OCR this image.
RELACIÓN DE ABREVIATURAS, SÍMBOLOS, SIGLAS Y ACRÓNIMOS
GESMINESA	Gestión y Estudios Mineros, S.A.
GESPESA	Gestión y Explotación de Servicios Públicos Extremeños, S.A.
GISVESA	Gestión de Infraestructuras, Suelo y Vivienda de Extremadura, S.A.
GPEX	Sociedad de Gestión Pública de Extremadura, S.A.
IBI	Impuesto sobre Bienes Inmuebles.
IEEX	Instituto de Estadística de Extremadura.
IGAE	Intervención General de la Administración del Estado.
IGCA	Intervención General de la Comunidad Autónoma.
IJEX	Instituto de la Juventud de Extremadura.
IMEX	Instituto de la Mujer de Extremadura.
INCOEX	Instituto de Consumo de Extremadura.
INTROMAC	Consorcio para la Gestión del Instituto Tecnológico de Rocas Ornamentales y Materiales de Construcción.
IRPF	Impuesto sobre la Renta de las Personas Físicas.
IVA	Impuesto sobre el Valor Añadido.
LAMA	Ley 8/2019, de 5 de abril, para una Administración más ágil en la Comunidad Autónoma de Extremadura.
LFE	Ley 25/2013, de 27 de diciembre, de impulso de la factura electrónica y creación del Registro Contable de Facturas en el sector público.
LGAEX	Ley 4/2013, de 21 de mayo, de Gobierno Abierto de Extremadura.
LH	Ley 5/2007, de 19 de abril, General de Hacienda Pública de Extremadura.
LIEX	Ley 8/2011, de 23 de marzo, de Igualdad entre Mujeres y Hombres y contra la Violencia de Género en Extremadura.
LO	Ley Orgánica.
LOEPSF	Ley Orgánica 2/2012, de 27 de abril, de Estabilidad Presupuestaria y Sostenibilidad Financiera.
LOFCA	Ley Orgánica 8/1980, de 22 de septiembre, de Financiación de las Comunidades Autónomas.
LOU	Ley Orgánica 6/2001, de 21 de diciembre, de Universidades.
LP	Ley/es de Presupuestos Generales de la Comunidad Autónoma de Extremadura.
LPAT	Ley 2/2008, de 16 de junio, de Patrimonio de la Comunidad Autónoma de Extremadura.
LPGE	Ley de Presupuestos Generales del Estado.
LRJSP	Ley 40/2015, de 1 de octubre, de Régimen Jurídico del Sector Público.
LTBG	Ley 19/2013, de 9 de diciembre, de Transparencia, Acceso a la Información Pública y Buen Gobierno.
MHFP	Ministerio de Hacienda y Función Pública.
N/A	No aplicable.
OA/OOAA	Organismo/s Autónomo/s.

■ ■ ■ ■ ■ ■ ■

- _Written problem_
From the records above, copy every line that holds the word "para".

- _Exercise result_
INTROMAC	Consorcio para la Gestión del Instituto Tecnológico de Rocas Ornamentales y Materiales de Construcción.
LAMA	Ley 8/2019, de 5 de abril, para una Administración más ágil en la Comunidad Autónoma de Extremadura.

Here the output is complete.